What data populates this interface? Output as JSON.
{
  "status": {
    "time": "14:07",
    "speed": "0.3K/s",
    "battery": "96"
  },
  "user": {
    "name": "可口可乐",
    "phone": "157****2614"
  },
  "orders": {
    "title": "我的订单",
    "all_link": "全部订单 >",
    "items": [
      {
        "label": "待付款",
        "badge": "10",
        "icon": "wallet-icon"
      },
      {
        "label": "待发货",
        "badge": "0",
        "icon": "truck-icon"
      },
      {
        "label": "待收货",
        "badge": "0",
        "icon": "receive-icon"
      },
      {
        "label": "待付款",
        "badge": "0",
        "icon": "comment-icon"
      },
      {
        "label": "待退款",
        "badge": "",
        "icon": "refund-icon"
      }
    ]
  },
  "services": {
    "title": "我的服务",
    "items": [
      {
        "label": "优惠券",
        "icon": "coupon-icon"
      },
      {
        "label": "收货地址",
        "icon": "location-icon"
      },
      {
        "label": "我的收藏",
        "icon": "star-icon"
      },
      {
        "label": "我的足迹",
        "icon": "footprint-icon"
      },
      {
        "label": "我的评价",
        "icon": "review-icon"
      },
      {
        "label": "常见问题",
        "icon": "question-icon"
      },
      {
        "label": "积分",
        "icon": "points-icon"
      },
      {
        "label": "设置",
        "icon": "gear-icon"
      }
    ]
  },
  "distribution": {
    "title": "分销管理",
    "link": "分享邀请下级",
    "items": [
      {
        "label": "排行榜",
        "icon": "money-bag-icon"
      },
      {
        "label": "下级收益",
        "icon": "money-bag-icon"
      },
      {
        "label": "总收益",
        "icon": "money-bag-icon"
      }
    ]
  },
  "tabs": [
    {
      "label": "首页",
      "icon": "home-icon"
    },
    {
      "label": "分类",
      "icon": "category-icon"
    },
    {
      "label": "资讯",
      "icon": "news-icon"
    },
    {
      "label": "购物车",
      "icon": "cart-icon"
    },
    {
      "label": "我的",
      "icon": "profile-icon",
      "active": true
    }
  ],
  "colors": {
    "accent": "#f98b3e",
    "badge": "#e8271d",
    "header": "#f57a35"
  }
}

______________________________

Task prompt: Write the entire listing out again, word for word.

Solution below:
What data populates this interface? Output as JSON.
{
  "status": {
    "time": "14:07",
    "speed": "0.3K/s",
    "battery": "96"
  },
  "user": {
    "name": "可口可乐",
    "phone": "157****2614"
  },
  "orders": {
    "title": "我的订单",
    "all_link": "全部订单 >",
    "items": [
      {
        "label": "待付款",
        "badge": "10",
        "icon": "wallet-icon"
      },
      {
        "label": "待发货",
        "badge": "0",
        "icon": "truck-icon"
      },
      {
        "label": "待收货",
        "badge": "0",
        "icon": "receive-icon"
      },
      {
        "label": "待付款",
        "badge": "0",
        "icon": "comment-icon"
      },
      {
        "label": "待退款",
        "badge": "",
        "icon": "refund-icon"
      }
    ]
  },
  "services": {
    "title": "我的服务",
    "items": [
      {
        "label": "优惠券",
        "icon": "coupon-icon"
      },
      {
        "label": "收货地址",
        "icon": "location-icon"
      },
      {
        "label": "我的收藏",
        "icon": "star-icon"
      },
      {
        "label": "我的足迹",
        "icon": "footprint-icon"
      },
      {
        "label": "我的评价",
        "icon": "review-icon"
      },
      {
        "label": "常见问题",
        "icon": "question-icon"
      },
      {
        "label": "积分",
        "icon": "points-icon"
      },
      {
        "label": "设置",
        "icon": "gear-icon"
      }
    ]
  },
  "distribution": {
    "title": "分销管理",
    "link": "分享邀请下级",
    "items": [
      {
        "label": "排行榜",
        "icon": "money-bag-icon"
      },
      {
        "label": "下级收益",
        "icon": "money-bag-icon"
      },
      {
        "label": "总收益",
        "icon": "money-bag-icon"
      }
    ]
  },
  "tabs": [
    {
      "label": "首页",
      "icon": "home-icon"
    },
    {
      "label": "分类",
      "icon": "category-icon"
    },
    {
      "label": "资讯",
      "icon": "news-icon"
    },
    {
      "label": "购物车",
      "icon": "cart-icon"
    },
    {
      "label": "我的",
      "icon": "profile-icon",
      "active": true
    }
  ],
  "colors": {
    "accent": "#f98b3e",
    "badge": "#e8271d",
    "header": "#f57a35"
  }
}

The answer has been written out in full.